(Dataset records)
════════

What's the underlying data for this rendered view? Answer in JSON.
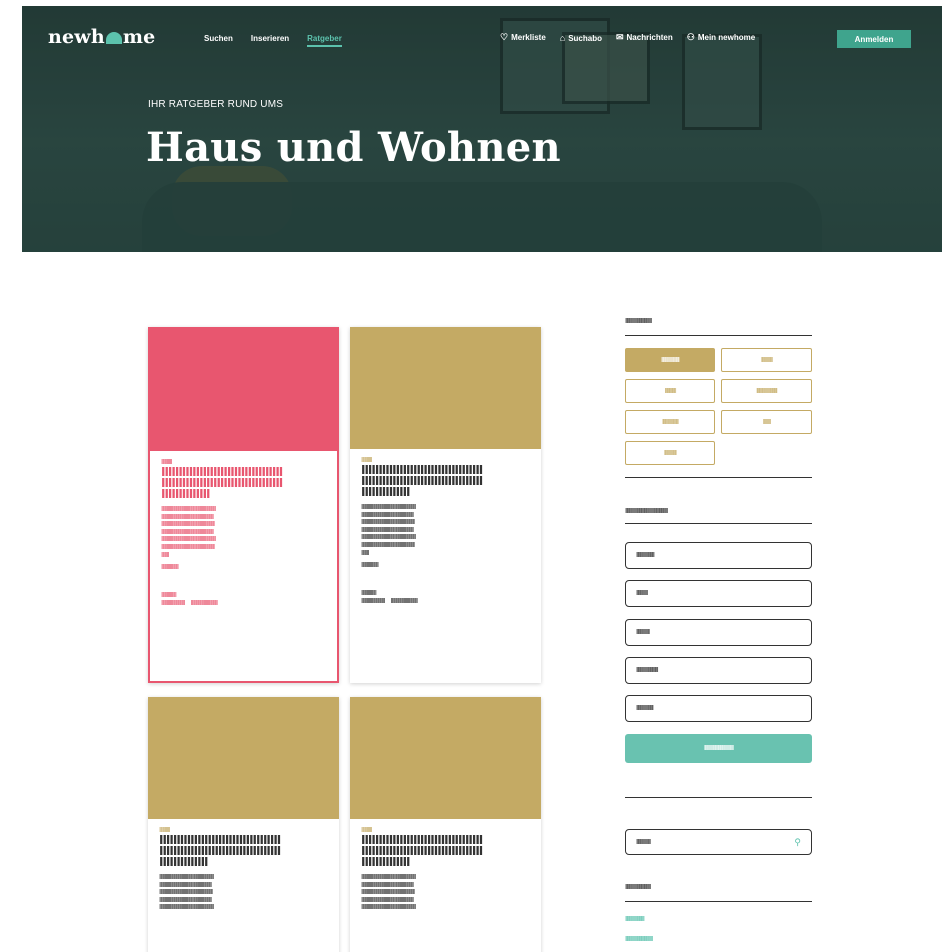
{
  "header": {
    "logo": {
      "pre": "newh",
      "post": "me"
    },
    "nav": [
      {
        "label": "Suchen"
      },
      {
        "label": "Inserieren"
      },
      {
        "label": "Ratgeber"
      }
    ],
    "utility": [
      {
        "icon": "heart-icon",
        "glyph": "♡",
        "label": "Merkliste"
      },
      {
        "icon": "bell-icon",
        "glyph": "⌂",
        "label": "Suchabo"
      },
      {
        "icon": "mail-icon",
        "glyph": "✉",
        "label": "Nachrichten"
      },
      {
        "icon": "user-icon",
        "glyph": "⚇",
        "label": "Mein newhome"
      }
    ],
    "login_label": "Anmelden"
  },
  "hero": {
    "kicker": "IHR RATGEBER RUND UMS",
    "title": "Haus und Wohnen"
  },
  "colors": {
    "accent_teal": "#5cc2ad",
    "accent_pink": "#e8566f",
    "accent_gold": "#c4aa64",
    "header_green": "#3fa48d"
  },
  "cards": [
    {
      "image_color": "#e8566f",
      "kicker": "IIIIIIIIII",
      "title": [
        "IIIIIIIIIIIIIIIIIIIIIIIIIIIIIIIIIII",
        "IIIIIIIIIIIIIIIIIIIIIIIIIIIIIIIIIII",
        "IIIIIIIIIIIIII"
      ],
      "text": [
        "IIIIIIIIIIIIIIIIIIIIIIIIIIIIIIIIIIIIIIIIIIIIIIIIIII",
        "IIIIIIIIIIIIIIIIIIIIIIIIIIIIIIIIIIIIIIIIIIIIIIIII",
        "IIIIIIIIIIIIIIIIIIIIIIIIIIIIIIIIIIIIIIIIIIIIIIIIII",
        "IIIIIIIIIIIIIIIIIIIIIIIIIIIIIIIIIIIIIIIIIIIIIIIII",
        "IIIIIIIIIIIIIIIIIIIIIIIIIIIIIIIIIIIIIIIIIIIIIIIIIII",
        "IIIIIIIIIIIIIIIIIIIIIIIIIIIIIIIIIIIIIIIIIIIIIIIIII",
        "IIIIIII"
      ],
      "more": "IIIIIIIIIIIIIIII",
      "meta1": "IIIIIIIIIIIIII",
      "meta2a": "IIIIIIIIIIIIIIIIIIIIII",
      "meta2b": "IIIIIIIIIIIIIIIIIIIIIIIII"
    },
    {
      "image_color": "#c4aa64",
      "kicker": "IIIIIIIIII",
      "title": [
        "IIIIIIIIIIIIIIIIIIIIIIIIIIIIIIIIIII",
        "IIIIIIIIIIIIIIIIIIIIIIIIIIIIIIIIIII",
        "IIIIIIIIIIIIII"
      ],
      "text": [
        "IIIIIIIIIIIIIIIIIIIIIIIIIIIIIIIIIIIIIIIIIIIIIIIIIII",
        "IIIIIIIIIIIIIIIIIIIIIIIIIIIIIIIIIIIIIIIIIIIIIIIII",
        "IIIIIIIIIIIIIIIIIIIIIIIIIIIIIIIIIIIIIIIIIIIIIIIIII",
        "IIIIIIIIIIIIIIIIIIIIIIIIIIIIIIIIIIIIIIIIIIIIIIIII",
        "IIIIIIIIIIIIIIIIIIIIIIIIIIIIIIIIIIIIIIIIIIIIIIIIIII",
        "IIIIIIIIIIIIIIIIIIIIIIIIIIIIIIIIIIIIIIIIIIIIIIIIII",
        "IIIIIII"
      ],
      "more": "IIIIIIIIIIIIIIII",
      "meta1": "IIIIIIIIIIIIII",
      "meta2a": "IIIIIIIIIIIIIIIIIIIIII",
      "meta2b": "IIIIIIIIIIIIIIIIIIIIIIIII"
    },
    {
      "image_color": "#c4aa64",
      "kicker": "IIIIIIIIII",
      "title": [
        "IIIIIIIIIIIIIIIIIIIIIIIIIIIIIIIIIII",
        "IIIIIIIIIIIIIIIIIIIIIIIIIIIIIIIIIII",
        "IIIIIIIIIIIIII"
      ],
      "text": [
        "IIIIIIIIIIIIIIIIIIIIIIIIIIIIIIIIIIIIIIIIIIIIIIIIIII",
        "IIIIIIIIIIIIIIIIIIIIIIIIIIIIIIIIIIIIIIIIIIIIIIIII",
        "IIIIIIIIIIIIIIIIIIIIIIIIIIIIIIIIIIIIIIIIIIIIIIIIII",
        "IIIIIIIIIIIIIIIIIIIIIIIIIIIIIIIIIIIIIIIIIIIIIIIII",
        "IIIIIIIIIIIIIIIIIIIIIIIIIIIIIIIIIIIIIIIIIIIIIIIIIII"
      ],
      "more": "",
      "meta1": "",
      "meta2a": "",
      "meta2b": ""
    },
    {
      "image_color": "#c4aa64",
      "kicker": "IIIIIIIIII",
      "title": [
        "IIIIIIIIIIIIIIIIIIIIIIIIIIIIIIIIIII",
        "IIIIIIIIIIIIIIIIIIIIIIIIIIIIIIIIIII",
        "IIIIIIIIIIIIII"
      ],
      "text": [
        "IIIIIIIIIIIIIIIIIIIIIIIIIIIIIIIIIIIIIIIIIIIIIIIIIII",
        "IIIIIIIIIIIIIIIIIIIIIIIIIIIIIIIIIIIIIIIIIIIIIIIII",
        "IIIIIIIIIIIIIIIIIIIIIIIIIIIIIIIIIIIIIIIIIIIIIIIIII",
        "IIIIIIIIIIIIIIIIIIIIIIIIIIIIIIIIIIIIIIIIIIIIIIIII",
        "IIIIIIIIIIIIIIIIIIIIIIIIIIIIIIIIIIIIIIIIIIIIIIIIIII"
      ],
      "more": "",
      "meta1": "",
      "meta2a": "",
      "meta2b": ""
    }
  ],
  "sidebar": {
    "categories_heading": "IIIIIIIIIIIIIIIIIIIIIIIIIIIII",
    "chips": [
      {
        "label": "IIIIIIIIIIIIIIIIIII",
        "selected": true
      },
      {
        "label": "IIIIIIIIIIII",
        "selected": false
      },
      {
        "label": "IIIIIIIIIIII",
        "selected": false
      },
      {
        "label": "IIIIIIIIIIIIIIIIIIIIII",
        "selected": false
      },
      {
        "label": "IIIIIIIIIIIIIIIII",
        "selected": false
      },
      {
        "label": "IIIIIIII",
        "selected": false
      },
      {
        "label": "IIIIIIIIIIIII",
        "selected": false
      }
    ],
    "form_heading": "IIIIIIIIIIIIIIIIIIIIIIIIIIIIIIIIIIIIIIIIIIIIII",
    "fields": [
      {
        "value": "IIIIIIIIIIIIIIIIIII"
      },
      {
        "value": "IIIIIIIIIIII"
      },
      {
        "value": "IIIIIIIIIIIIII"
      },
      {
        "value": "IIIIIIIIIIIIIIIIIIIIIII"
      },
      {
        "value": "IIIIIIIIIIIIIIIIII"
      }
    ],
    "submit_label": "IIIIIIIIIIIIIIIIIIIIIIIIIIIIIII",
    "search_value": "IIIIIIIIIIIIIII",
    "links_heading": "IIIIIIIIIIIIIIIIIIIIIIIIIIII",
    "links": [
      {
        "label": "IIIIIIIIIIIIIIIIIIII"
      },
      {
        "label": "IIIIIIIIIIIIIIIIIIIIIIIIIIIII"
      }
    ]
  }
}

════════

- **Task details**: Quote each line of the listing exactly, but leave the pictures out.

- **Output for this exercise**:
What's the underlying data for this rendered view? Answer in JSON.
{
  "header": {
    "logo": {
      "pre": "newh",
      "post": "me"
    },
    "nav": [
      {
        "label": "Suchen"
      },
      {
        "label": "Inserieren"
      },
      {
        "label": "Ratgeber"
      }
    ],
    "utility": [
      {
        "icon": "heart-icon",
        "glyph": "♡",
        "label": "Merkliste"
      },
      {
        "icon": "bell-icon",
        "glyph": "⌂",
        "label": "Suchabo"
      },
      {
        "icon": "mail-icon",
        "glyph": "✉",
        "label": "Nachrichten"
      },
      {
        "icon": "user-icon",
        "glyph": "⚇",
        "label": "Mein newhome"
      }
    ],
    "login_label": "Anmelden"
  },
  "hero": {
    "kicker": "IHR RATGEBER RUND UMS",
    "title": "Haus und Wohnen"
  },
  "colors": {
    "accent_teal": "#5cc2ad",
    "accent_pink": "#e8566f",
    "accent_gold": "#c4aa64",
    "header_green": "#3fa48d"
  },
  "cards": [
    {
      "image_color": "#e8566f",
      "kicker": "IIIIIIIIII",
      "title": [
        "IIIIIIIIIIIIIIIIIIIIIIIIIIIIIIIIIII",
        "IIIIIIIIIIIIIIIIIIIIIIIIIIIIIIIIIII",
        "IIIIIIIIIIIIII"
      ],
      "text": [
        "IIIIIIIIIIIIIIIIIIIIIIIIIIIIIIIIIIIIIIIIIIIIIIIIIII",
        "IIIIIIIIIIIIIIIIIIIIIIIIIIIIIIIIIIIIIIIIIIIIIIIII",
        "IIIIIIIIIIIIIIIIIIIIIIIIIIIIIIIIIIIIIIIIIIIIIIIIII",
        "IIIIIIIIIIIIIIIIIIIIIIIIIIIIIIIIIIIIIIIIIIIIIIIII",
        "IIIIIIIIIIIIIIIIIIIIIIIIIIIIIIIIIIIIIIIIIIIIIIIIIII",
        "IIIIIIIIIIIIIIIIIIIIIIIIIIIIIIIIIIIIIIIIIIIIIIIIII",
        "IIIIIII"
      ],
      "more": "IIIIIIIIIIIIIIII",
      "meta1": "IIIIIIIIIIIIII",
      "meta2a": "IIIIIIIIIIIIIIIIIIIIII",
      "meta2b": "IIIIIIIIIIIIIIIIIIIIIIIII"
    },
    {
      "image_color": "#c4aa64",
      "kicker": "IIIIIIIIII",
      "title": [
        "IIIIIIIIIIIIIIIIIIIIIIIIIIIIIIIIIII",
        "IIIIIIIIIIIIIIIIIIIIIIIIIIIIIIIIIII",
        "IIIIIIIIIIIIII"
      ],
      "text": [
        "IIIIIIIIIIIIIIIIIIIIIIIIIIIIIIIIIIIIIIIIIIIIIIIIIII",
        "IIIIIIIIIIIIIIIIIIIIIIIIIIIIIIIIIIIIIIIIIIIIIIIII",
        "IIIIIIIIIIIIIIIIIIIIIIIIIIIIIIIIIIIIIIIIIIIIIIIIII",
        "IIIIIIIIIIIIIIIIIIIIIIIIIIIIIIIIIIIIIIIIIIIIIIIII",
        "IIIIIIIIIIIIIIIIIIIIIIIIIIIIIIIIIIIIIIIIIIIIIIIIIII",
        "IIIIIIIIIIIIIIIIIIIIIIIIIIIIIIIIIIIIIIIIIIIIIIIIII",
        "IIIIIII"
      ],
      "more": "IIIIIIIIIIIIIIII",
      "meta1": "IIIIIIIIIIIIII",
      "meta2a": "IIIIIIIIIIIIIIIIIIIIII",
      "meta2b": "IIIIIIIIIIIIIIIIIIIIIIIII"
    },
    {
      "image_color": "#c4aa64",
      "kicker": "IIIIIIIIII",
      "title": [
        "IIIIIIIIIIIIIIIIIIIIIIIIIIIIIIIIIII",
        "IIIIIIIIIIIIIIIIIIIIIIIIIIIIIIIIIII",
        "IIIIIIIIIIIIII"
      ],
      "text": [
        "IIIIIIIIIIIIIIIIIIIIIIIIIIIIIIIIIIIIIIIIIIIIIIIIIII",
        "IIIIIIIIIIIIIIIIIIIIIIIIIIIIIIIIIIIIIIIIIIIIIIIII",
        "IIIIIIIIIIIIIIIIIIIIIIIIIIIIIIIIIIIIIIIIIIIIIIIIII",
        "IIIIIIIIIIIIIIIIIIIIIIIIIIIIIIIIIIIIIIIIIIIIIIIII",
        "IIIIIIIIIIIIIIIIIIIIIIIIIIIIIIIIIIIIIIIIIIIIIIIIIII"
      ],
      "more": "",
      "meta1": "",
      "meta2a": "",
      "meta2b": ""
    },
    {
      "image_color": "#c4aa64",
      "kicker": "IIIIIIIIII",
      "title": [
        "IIIIIIIIIIIIIIIIIIIIIIIIIIIIIIIIIII",
        "IIIIIIIIIIIIIIIIIIIIIIIIIIIIIIIIIII",
        "IIIIIIIIIIIIII"
      ],
      "text": [
        "IIIIIIIIIIIIIIIIIIIIIIIIIIIIIIIIIIIIIIIIIIIIIIIIIII",
        "IIIIIIIIIIIIIIIIIIIIIIIIIIIIIIIIIIIIIIIIIIIIIIIII",
        "IIIIIIIIIIIIIIIIIIIIIIIIIIIIIIIIIIIIIIIIIIIIIIIIII",
        "IIIIIIIIIIIIIIIIIIIIIIIIIIIIIIIIIIIIIIIIIIIIIIIII",
        "IIIIIIIIIIIIIIIIIIIIIIIIIIIIIIIIIIIIIIIIIIIIIIIIIII"
      ],
      "more": "",
      "meta1": "",
      "meta2a": "",
      "meta2b": ""
    }
  ],
  "sidebar": {
    "categories_heading": "IIIIIIIIIIIIIIIIIIIIIIIIIIIII",
    "chips": [
      {
        "label": "IIIIIIIIIIIIIIIIIII",
        "selected": true
      },
      {
        "label": "IIIIIIIIIIII",
        "selected": false
      },
      {
        "label": "IIIIIIIIIIII",
        "selected": false
      },
      {
        "label": "IIIIIIIIIIIIIIIIIIIIII",
        "selected": false
      },
      {
        "label": "IIIIIIIIIIIIIIIII",
        "selected": false
      },
      {
        "label": "IIIIIIII",
        "selected": false
      },
      {
        "label": "IIIIIIIIIIIII",
        "selected": false
      }
    ],
    "form_heading": "IIIIIIIIIIIIIIIIIIIIIIIIIIIIIIIIIIIIIIIIIIIIII",
    "fields": [
      {
        "value": "IIIIIIIIIIIIIIIIIII"
      },
      {
        "value": "IIIIIIIIIIII"
      },
      {
        "value": "IIIIIIIIIIIIII"
      },
      {
        "value": "IIIIIIIIIIIIIIIIIIIIIII"
      },
      {
        "value": "IIIIIIIIIIIIIIIIII"
      }
    ],
    "submit_label": "IIIIIIIIIIIIIIIIIIIIIIIIIIIIIII",
    "search_value": "IIIIIIIIIIIIIII",
    "links_heading": "IIIIIIIIIIIIIIIIIIIIIIIIIIII",
    "links": [
      {
        "label": "IIIIIIIIIIIIIIIIIIII"
      },
      {
        "label": "IIIIIIIIIIIIIIIIIIIIIIIIIIIII"
      }
    ]
  }
}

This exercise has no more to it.